- WHAT TO WORK ON
Scan the material below for the string "трудоустроенных", and copy every line where it shows up.

- ROWS
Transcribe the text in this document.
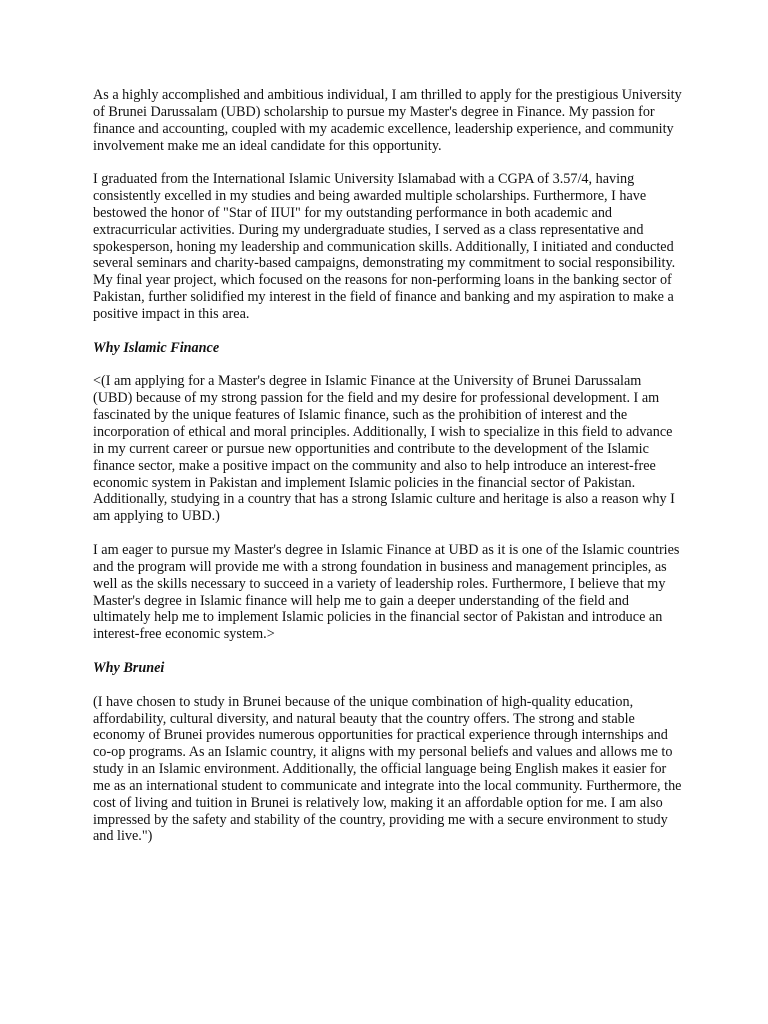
As a highly accomplished and ambitious individual, I am thrilled to apply for the prestigious University of Brunei Darussalam (UBD) scholarship to pursue my Master's degree in Finance. My passion for finance and accounting, coupled with my academic excellence, leadership experience, and community involvement make me an ideal candidate for this opportunity.

I graduated from the International Islamic University Islamabad with a CGPA of 3.57/4, having consistently excelled in my studies and being awarded multiple scholarships. Furthermore, I have bestowed the honor of "Star of IIUI" for my outstanding performance in both academic and extracurricular activities. During my undergraduate studies, I served as a class representative and spokesperson, honing my leadership and communication skills. Additionally, I initiated and conducted several seminars and charity-based campaigns, demonstrating my commitment to social responsibility. My final year project, which focused on the reasons for non-performing loans in the banking sector of Pakistan, further solidified my interest in the field of finance and banking and my aspiration to make a positive impact in this area.

Why Islamic Finance

<(I am applying for a Master's degree in Islamic Finance at the University of Brunei Darussalam (UBD) because of my strong passion for the field and my desire for professional development. I am fascinated by the unique features of Islamic finance, such as the prohibition of interest and the incorporation of ethical and moral principles. Additionally, I wish to specialize in this field to advance in my current career or pursue new opportunities and contribute to the development of the Islamic finance sector, make a positive impact on the community and also to help introduce an interest-free economic system in Pakistan and implement Islamic policies in the financial sector of Pakistan. Additionally, studying in a country that has a strong Islamic culture and heritage is also a reason why I am applying to UBD.)

I am eager to pursue my Master's degree in Islamic Finance at UBD as it is one of the Islamic countries and the program will provide me with a strong foundation in business and management principles, as well as the skills necessary to succeed in a variety of leadership roles. Furthermore, I believe that my Master's degree in Islamic finance will help me to gain a deeper understanding of the field and ultimately help me to implement Islamic policies in the financial sector of Pakistan and introduce an interest-free economic system.>

Why Brunei

(I have chosen to study in Brunei because of the unique combination of high-quality education, affordability, cultural diversity, and natural beauty that the country offers. The strong and stable economy of Brunei provides numerous opportunities for practical experience through internships and co-op programs. As an Islamic country, it aligns with my personal beliefs and values and allows me to study in an Islamic environment. Additionally, the official language being English makes it easier for me as an international student to communicate and integrate into the local community. Furthermore, the cost of living and tuition in Brunei is relatively low, making it an affordable option for me. I am also impressed by the safety and stability of the country, providing me with a secure environment to study and live.")
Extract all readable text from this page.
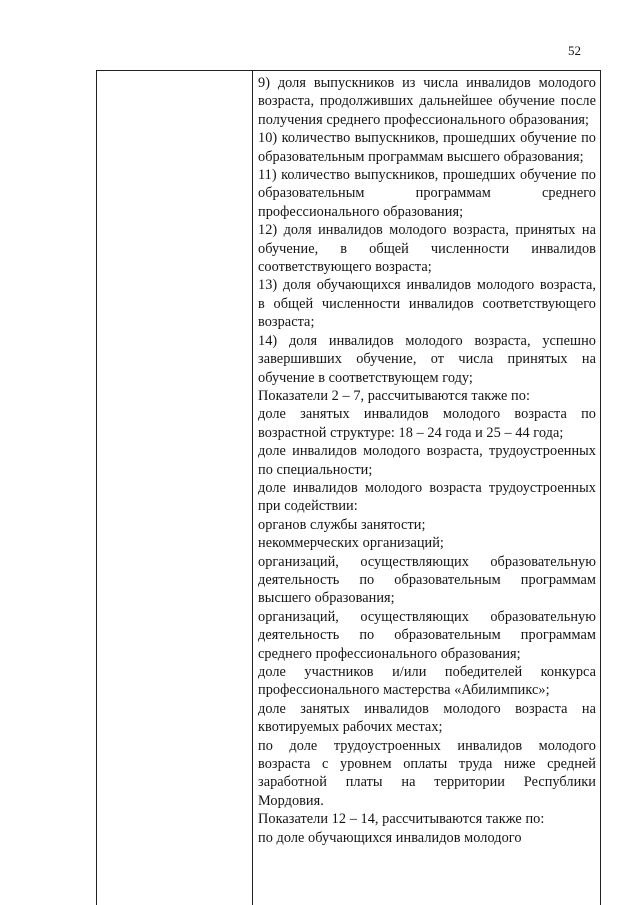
52

9) доля выпускников из числа инвалидов молодого возраста, продолживших дальнейшее обучение после получения среднего профессионального образования;

10) количество выпускников, прошедших обучение по образовательным программам высшего образования;

11) количество выпускников, прошедших обучение по образовательным программам среднего профессионального образования;

12) доля инвалидов молодого возраста, принятых на обучение, в общей численности инвалидов соответствующего возраста;

13) доля обучающихся инвалидов молодого возраста, в общей численности инвалидов соответствующего возраста;

14) доля инвалидов молодого возраста, успешно завершивших обучение, от числа принятых на обучение в соответствующем году;

Показатели 2 – 7, рассчитываются также по:

доле занятых инвалидов молодого возраста по возрастной структуре: 18 – 24 года и 25 – 44 года;

доле инвалидов молодого возраста, трудоустроенных по специальности;

доле инвалидов молодого возраста трудоустроенных при содействии:

органов службы занятости;

некоммерческих организаций;

организаций, осуществляющих образовательную деятельность по образовательным программам высшего образования;

организаций, осуществляющих образовательную деятельность по образовательным программам среднего профессионального образования;

доле участников и/или победителей конкурса профессионального мастерства «Абилимпикс»;

доле занятых инвалидов молодого возраста на квотируемых рабочих местах;

по доле трудоустроенных инвалидов молодого возраста с уровнем оплаты труда ниже средней заработной платы на территории Республики Мордовия.

Показатели 12 – 14, рассчитываются также по:

по доле обучающихся инвалидов молодого
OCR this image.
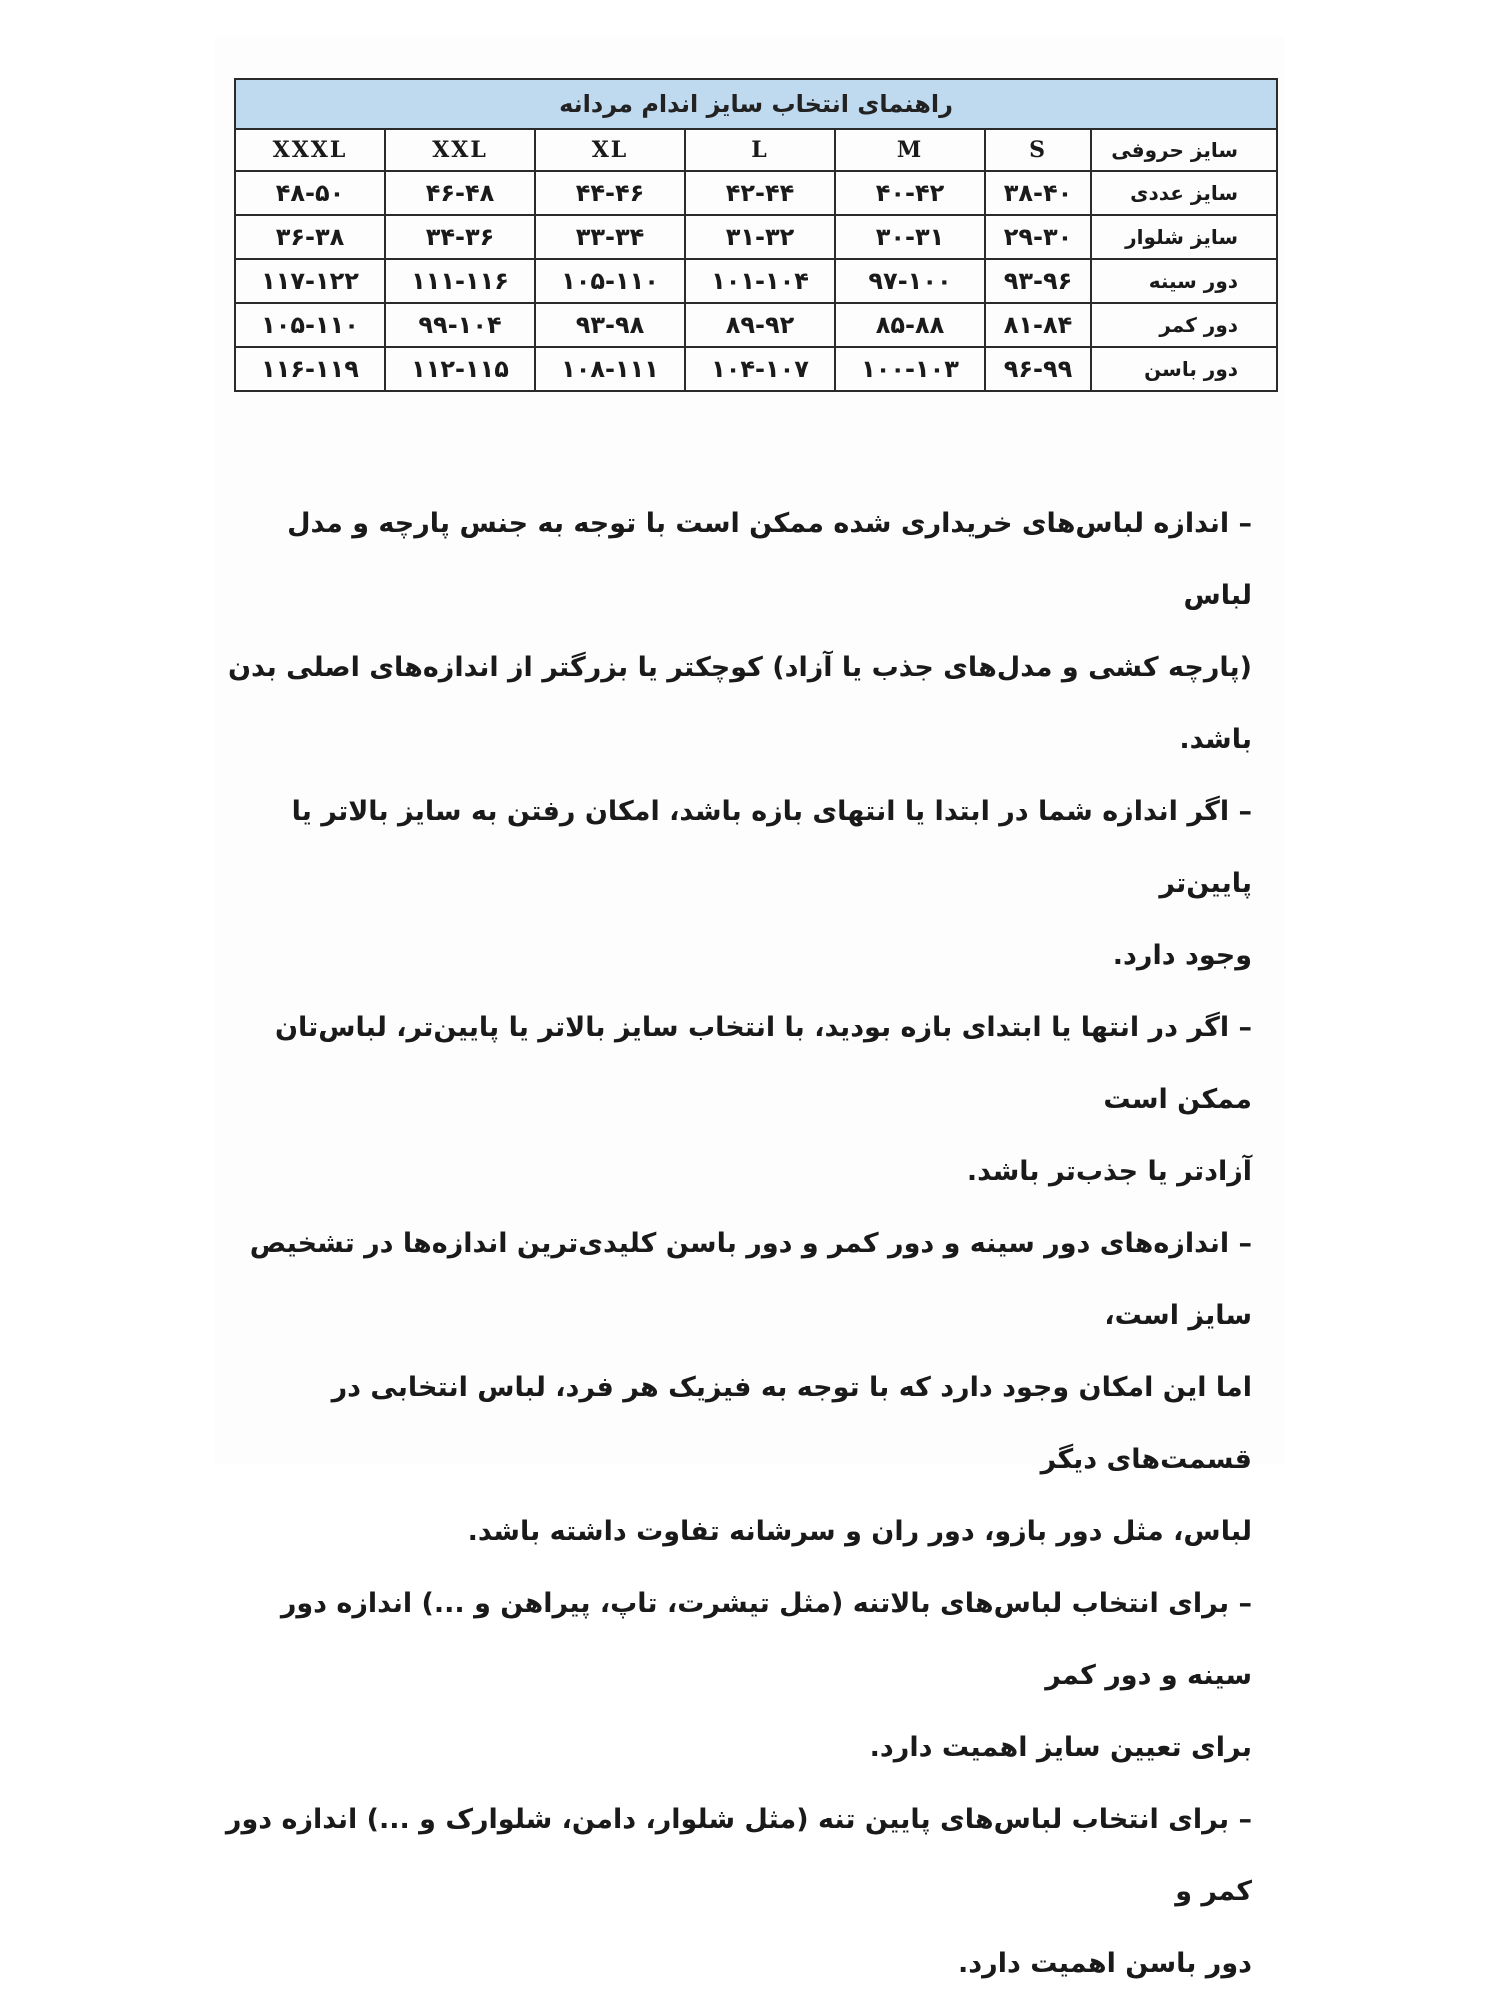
راهنمای انتخاب سایز اندام مردانه						
سایز حروفی	S	M	L	XL	XXL	XXXL
سایز عددی	۳۸-۴۰	۴۰-۴۲	۴۲-۴۴	۴۴-۴۶	۴۶-۴۸	۴۸-۵۰
سایز شلوار	۲۹-۳۰	۳۰-۳۱	۳۱-۳۲	۳۳-۳۴	۳۴-۳۶	۳۶-۳۸
دور سینه	۹۳-۹۶	۹۷-۱۰۰	۱۰۱-۱۰۴	۱۰۵-۱۱۰	۱۱۱-۱۱۶	۱۱۷-۱۲۲
دور کمر	۸۱-۸۴	۸۵-۸۸	۸۹-۹۲	۹۳-۹۸	۹۹-۱۰۴	۱۰۵-۱۱۰
دور باسن	۹۶-۹۹	۱۰۰-۱۰۳	۱۰۴-۱۰۷	۱۰۸-۱۱۱	۱۱۲-۱۱۵	۱۱۶-۱۱۹

– اندازه لباس‌های خریداری شده ممکن است با توجه به جنس پارچه و مدل لباس

(پارچه کشی و مدل‌های جذب یا آزاد) کوچکتر یا بزرگتر از اندازه‌های اصلی بدن باشد.

– اگر اندازه شما در ابتدا یا انتهای بازه باشد، امکان رفتن به سایز بالاتر یا پایین‌تر

وجود دارد.

– اگر در انتها یا ابتدای بازه بودید، با انتخاب سایز بالاتر یا پایین‌تر، لباس‌تان ممکن است

آزادتر یا جذب‌تر باشد.

– اندازه‌های دور سینه و دور کمر و دور باسن کلیدی‌ترین اندازه‌ها در تشخیص سایز است،

اما این امکان وجود دارد که با توجه به فیزیک هر فرد، لباس انتخابی در قسمت‌های دیگر

لباس، مثل دور بازو، دور ران و سرشانه تفاوت داشته باشد.

– برای انتخاب لباس‌های بالاتنه (مثل تیشرت، تاپ، پیراهن و ...) اندازه دور سینه و دور کمر

برای تعیین سایز اهمیت دارد.

– برای انتخاب لباس‌های پایین تنه (مثل شلوار، دامن، شلوارک و ...) اندازه دور کمر و

دور باسن اهمیت دارد.
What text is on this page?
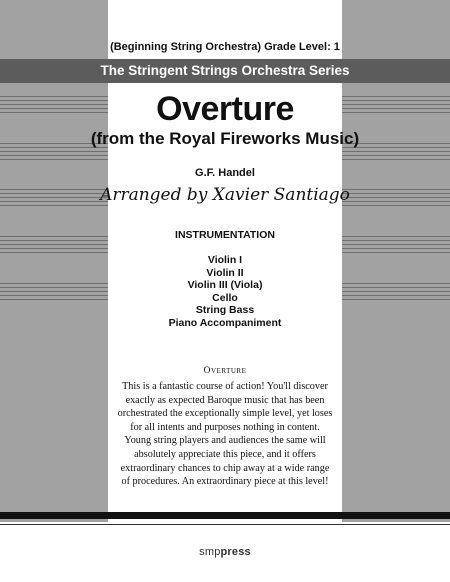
(Beginning String Orchestra) Grade Level: 1
The Stringent Strings Orchestra Series
Overture
(from the Royal Fireworks Music)
G.F. Handel
Arranged by Xavier Santiago
INSTRUMENTATION
Violin I
Violin II
Violin III (Viola)
Cello
String Bass
Piano Accompaniment
Overture

This is a fantastic course of action! You'll discover exactly as expected Baroque music that has been orchestrated the exceptionally simple level, yet loses for all intents and purposes nothing in content. Young string players and audiences the same will absolutely appreciate this piece, and it offers extraordinary chances to chip away at a wide range of procedures. An extraordinary piece at this level!

smppress
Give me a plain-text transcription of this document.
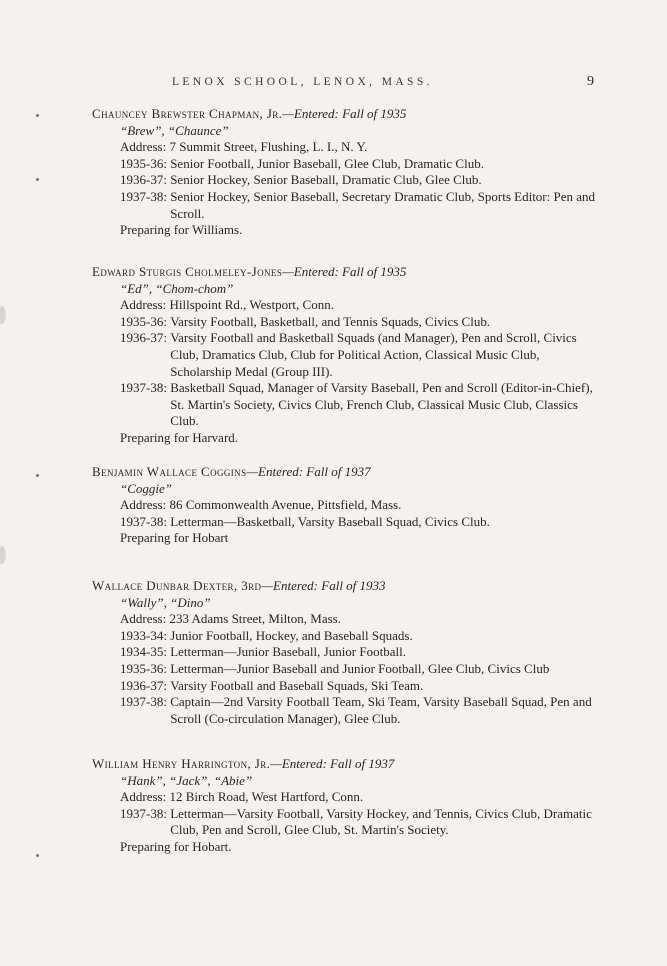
LENOX SCHOOL, LENOX, MASS.	9
Chauncey Brewster Chapman, Jr.—Entered: Fall of 1935
“Brew”, “Chaunce”
Address: 7 Summit Street, Flushing, L. I., N. Y.
1935-36:
Senior Football, Junior Baseball, Glee Club, Dramatic Club.
1936-37:
Senior Hockey, Senior Baseball, Dramatic Club, Glee Club.
1937-38:
Senior Hockey, Senior Baseball, Secretary Dramatic Club, Sports Editor: Pen and Scroll.
Preparing for Williams.
Edward Sturgis Cholmeley-Jones—Entered: Fall of 1935
“Ed”, “Chom-chom”
Address: Hillspoint Rd., Westport, Conn.
1935-36:
Varsity Football, Basketball, and Tennis Squads, Civics Club.
1936-37:
Varsity Football and Basketball Squads (and Manager), Pen and Scroll, Civics Club, Dramatics Club, Club for Political Action, Classical Music Club, Scholarship Medal (Group III).
1937-38:
Basketball Squad, Manager of Varsity Baseball, Pen and Scroll (Editor-in-Chief), St. Martin's Society, Civics Club, French Club, Classical Music Club, Classics Club.
Preparing for Harvard.
Benjamin Wallace Coggins—Entered: Fall of 1937
“Coggie”
Address: 86 Commonwealth Avenue, Pittsfield, Mass.
1937-38:
Letterman—Basketball, Varsity Baseball Squad, Civics Club.
Preparing for Hobart
Wallace Dunbar Dexter, 3rd—Entered: Fall of 1933
“Wally”, “Dino”
Address: 233 Adams Street, Milton, Mass.
1933-34:
Junior Football, Hockey, and Baseball Squads.
1934-35:
Letterman—Junior Baseball, Junior Football.
1935-36:
Letterman—Junior Baseball and Junior Football, Glee Club, Civics Club
1936-37:
Varsity Football and Baseball Squads, Ski Team.
1937-38:
Captain—2nd Varsity Football Team, Ski Team, Varsity Baseball Squad, Pen and Scroll (Co-circulation Manager), Glee Club.
William Henry Harrington, Jr.—Entered: Fall of 1937
“Hank”, “Jack”, “Abie”
Address: 12 Birch Road, West Hartford, Conn.
1937-38:
Letterman—Varsity Football, Varsity Hockey, and Tennis, Civics Club, Dramatic Club, Pen and Scroll, Glee Club, St. Martin's Society.
Preparing for Hobart.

- SOLUTION FOR THIS TASK
доле инвалидов молодого возраста, трудоустроенных по специальности;
доле инвалидов молодого возраста трудоустроенных при содействии:
по доле трудоустроенных инвалидов молодого возраста с уровнем оплаты труда ниже средней заработной платы на территории Республики Мордовия.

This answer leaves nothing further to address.